▶ [Exercise brief]:
Go through the material below, count the lines with the word "JSON", and reply with the count alone.

Records about charts and figures:
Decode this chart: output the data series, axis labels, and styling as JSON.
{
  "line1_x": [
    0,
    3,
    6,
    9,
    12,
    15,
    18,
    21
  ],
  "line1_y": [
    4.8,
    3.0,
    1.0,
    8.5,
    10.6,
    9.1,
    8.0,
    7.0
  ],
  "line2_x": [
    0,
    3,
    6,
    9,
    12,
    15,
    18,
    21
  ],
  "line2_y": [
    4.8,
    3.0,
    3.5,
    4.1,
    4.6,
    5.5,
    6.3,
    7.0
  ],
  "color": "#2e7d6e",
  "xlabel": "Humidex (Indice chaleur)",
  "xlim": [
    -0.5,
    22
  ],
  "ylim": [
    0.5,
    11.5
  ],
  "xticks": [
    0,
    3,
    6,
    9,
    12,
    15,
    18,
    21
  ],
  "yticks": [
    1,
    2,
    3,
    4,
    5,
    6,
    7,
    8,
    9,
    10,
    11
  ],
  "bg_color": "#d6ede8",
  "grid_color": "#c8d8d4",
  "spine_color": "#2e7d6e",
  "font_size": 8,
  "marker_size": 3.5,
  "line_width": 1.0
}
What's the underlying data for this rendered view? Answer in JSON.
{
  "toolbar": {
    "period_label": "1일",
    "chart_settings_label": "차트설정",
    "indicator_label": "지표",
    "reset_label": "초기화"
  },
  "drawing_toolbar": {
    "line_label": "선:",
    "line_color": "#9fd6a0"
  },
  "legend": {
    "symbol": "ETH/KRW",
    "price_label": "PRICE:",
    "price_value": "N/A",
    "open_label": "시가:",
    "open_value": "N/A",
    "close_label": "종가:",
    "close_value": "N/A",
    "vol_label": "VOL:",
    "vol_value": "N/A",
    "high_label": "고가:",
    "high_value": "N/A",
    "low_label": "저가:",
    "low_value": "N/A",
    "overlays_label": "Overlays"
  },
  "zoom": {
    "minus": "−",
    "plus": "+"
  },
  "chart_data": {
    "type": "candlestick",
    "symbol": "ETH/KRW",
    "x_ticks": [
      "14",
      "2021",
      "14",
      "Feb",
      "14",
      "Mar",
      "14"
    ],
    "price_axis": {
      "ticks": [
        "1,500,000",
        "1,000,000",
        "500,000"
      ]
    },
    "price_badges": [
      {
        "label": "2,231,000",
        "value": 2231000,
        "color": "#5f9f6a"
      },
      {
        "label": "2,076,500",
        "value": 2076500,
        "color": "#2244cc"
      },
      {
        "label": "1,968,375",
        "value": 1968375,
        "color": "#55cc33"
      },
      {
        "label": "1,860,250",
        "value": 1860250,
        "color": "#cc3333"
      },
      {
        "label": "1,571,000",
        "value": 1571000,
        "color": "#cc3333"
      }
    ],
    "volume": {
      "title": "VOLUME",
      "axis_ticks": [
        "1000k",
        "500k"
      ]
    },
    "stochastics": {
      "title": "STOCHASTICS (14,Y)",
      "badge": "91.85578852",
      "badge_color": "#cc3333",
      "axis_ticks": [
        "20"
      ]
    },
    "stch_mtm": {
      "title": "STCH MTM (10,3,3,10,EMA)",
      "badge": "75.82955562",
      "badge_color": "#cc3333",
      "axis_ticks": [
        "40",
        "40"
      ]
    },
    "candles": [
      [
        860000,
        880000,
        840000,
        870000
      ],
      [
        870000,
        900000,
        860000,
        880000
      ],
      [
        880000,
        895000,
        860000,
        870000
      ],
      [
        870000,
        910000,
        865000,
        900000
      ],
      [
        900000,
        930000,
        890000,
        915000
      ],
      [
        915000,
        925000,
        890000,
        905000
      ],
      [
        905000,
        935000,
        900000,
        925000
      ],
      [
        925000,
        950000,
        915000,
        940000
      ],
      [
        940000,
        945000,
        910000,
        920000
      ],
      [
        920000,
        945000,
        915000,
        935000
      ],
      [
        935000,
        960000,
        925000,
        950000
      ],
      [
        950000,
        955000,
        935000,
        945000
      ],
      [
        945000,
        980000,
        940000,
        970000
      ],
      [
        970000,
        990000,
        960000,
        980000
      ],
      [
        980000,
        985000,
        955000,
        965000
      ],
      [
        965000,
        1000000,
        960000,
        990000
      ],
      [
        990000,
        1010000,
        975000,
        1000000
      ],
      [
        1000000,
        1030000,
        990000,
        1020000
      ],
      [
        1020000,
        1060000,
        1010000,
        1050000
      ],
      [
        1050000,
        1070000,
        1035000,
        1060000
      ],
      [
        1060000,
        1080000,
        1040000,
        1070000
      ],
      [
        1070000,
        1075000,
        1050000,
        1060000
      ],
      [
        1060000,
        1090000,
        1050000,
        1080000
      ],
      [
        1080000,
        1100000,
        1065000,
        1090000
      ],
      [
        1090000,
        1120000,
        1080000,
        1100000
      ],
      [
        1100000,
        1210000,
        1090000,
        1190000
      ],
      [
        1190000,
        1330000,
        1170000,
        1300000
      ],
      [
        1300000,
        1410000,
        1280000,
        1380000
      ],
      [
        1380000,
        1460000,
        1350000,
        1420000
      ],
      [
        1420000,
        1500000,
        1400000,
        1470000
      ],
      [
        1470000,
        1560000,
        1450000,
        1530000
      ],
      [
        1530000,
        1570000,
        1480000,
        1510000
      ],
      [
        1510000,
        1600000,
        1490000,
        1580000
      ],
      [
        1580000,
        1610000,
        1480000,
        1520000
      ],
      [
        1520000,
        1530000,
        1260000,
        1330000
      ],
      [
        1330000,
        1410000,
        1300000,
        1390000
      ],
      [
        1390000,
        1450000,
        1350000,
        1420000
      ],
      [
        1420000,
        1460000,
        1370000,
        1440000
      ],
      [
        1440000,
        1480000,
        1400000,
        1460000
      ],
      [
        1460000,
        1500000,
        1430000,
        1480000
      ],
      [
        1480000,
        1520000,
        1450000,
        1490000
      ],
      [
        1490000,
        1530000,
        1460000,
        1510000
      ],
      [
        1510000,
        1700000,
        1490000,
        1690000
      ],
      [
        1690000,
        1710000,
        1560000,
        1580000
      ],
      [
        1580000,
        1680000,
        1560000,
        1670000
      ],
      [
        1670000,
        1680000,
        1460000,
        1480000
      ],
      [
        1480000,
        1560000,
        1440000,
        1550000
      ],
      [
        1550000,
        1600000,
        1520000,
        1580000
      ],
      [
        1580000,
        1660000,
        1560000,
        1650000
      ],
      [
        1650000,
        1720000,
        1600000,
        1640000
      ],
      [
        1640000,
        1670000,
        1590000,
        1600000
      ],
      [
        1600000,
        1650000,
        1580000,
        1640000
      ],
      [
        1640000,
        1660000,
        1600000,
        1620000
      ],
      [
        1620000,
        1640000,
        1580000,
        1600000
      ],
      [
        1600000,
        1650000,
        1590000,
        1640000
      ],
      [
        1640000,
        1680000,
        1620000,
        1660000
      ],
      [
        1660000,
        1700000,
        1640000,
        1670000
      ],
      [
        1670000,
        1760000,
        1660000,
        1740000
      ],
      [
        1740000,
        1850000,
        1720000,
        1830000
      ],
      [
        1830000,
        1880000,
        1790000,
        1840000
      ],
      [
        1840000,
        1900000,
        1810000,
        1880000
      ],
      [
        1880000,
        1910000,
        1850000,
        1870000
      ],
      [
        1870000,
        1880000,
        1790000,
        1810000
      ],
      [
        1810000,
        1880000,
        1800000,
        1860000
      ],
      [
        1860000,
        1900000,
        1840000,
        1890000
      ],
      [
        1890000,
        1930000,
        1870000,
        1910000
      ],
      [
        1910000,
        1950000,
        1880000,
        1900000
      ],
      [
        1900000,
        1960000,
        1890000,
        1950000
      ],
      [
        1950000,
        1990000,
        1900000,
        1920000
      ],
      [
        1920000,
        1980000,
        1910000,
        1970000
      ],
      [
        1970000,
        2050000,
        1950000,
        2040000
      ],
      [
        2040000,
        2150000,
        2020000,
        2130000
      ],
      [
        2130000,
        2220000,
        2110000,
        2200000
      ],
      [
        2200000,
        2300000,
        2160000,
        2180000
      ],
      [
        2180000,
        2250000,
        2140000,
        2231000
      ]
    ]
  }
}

▶ [Right answer]:
2